• _WRITTEN TASK_
Only a number is wanted. Count the lines holding the string "realizację".

○ ○ ○ ○

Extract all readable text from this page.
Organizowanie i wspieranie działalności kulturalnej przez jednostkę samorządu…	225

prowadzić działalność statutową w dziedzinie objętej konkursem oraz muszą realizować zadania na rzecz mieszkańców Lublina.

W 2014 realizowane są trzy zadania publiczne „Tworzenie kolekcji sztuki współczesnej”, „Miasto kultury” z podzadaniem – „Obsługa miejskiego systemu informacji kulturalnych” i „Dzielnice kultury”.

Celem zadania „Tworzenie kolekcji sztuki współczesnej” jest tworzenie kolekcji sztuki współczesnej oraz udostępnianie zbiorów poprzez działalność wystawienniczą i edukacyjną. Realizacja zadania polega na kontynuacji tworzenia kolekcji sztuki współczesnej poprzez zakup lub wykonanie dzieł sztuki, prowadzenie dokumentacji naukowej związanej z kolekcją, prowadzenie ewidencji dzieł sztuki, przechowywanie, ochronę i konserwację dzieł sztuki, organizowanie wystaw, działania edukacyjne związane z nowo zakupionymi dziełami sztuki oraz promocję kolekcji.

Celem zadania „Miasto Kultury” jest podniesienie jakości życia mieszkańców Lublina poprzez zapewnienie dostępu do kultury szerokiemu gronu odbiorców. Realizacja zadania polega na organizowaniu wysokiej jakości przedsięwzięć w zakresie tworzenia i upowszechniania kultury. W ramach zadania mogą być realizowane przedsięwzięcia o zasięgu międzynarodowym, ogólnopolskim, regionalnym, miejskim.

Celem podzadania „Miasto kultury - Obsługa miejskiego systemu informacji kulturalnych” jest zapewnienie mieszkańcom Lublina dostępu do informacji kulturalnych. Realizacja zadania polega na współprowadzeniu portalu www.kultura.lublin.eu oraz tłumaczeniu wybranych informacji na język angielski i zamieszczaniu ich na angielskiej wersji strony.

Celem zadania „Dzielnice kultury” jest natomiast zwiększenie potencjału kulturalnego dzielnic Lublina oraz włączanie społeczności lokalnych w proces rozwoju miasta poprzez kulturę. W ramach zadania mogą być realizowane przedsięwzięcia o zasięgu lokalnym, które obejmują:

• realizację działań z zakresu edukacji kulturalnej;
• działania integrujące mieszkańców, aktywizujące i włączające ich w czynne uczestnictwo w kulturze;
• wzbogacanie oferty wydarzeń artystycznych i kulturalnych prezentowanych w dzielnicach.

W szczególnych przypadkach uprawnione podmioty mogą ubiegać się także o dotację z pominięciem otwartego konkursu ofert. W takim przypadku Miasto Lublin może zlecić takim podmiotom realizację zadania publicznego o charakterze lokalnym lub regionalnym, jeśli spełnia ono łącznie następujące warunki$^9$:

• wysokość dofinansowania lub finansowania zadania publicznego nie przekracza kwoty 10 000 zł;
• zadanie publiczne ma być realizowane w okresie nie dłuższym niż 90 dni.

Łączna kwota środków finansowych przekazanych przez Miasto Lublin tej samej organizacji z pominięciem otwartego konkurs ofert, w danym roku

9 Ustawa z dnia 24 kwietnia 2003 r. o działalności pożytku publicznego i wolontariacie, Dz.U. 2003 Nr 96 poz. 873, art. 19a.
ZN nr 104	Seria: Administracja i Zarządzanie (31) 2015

○ ○ ○ ○

• _SOLUTION FOR THIS TASK_
2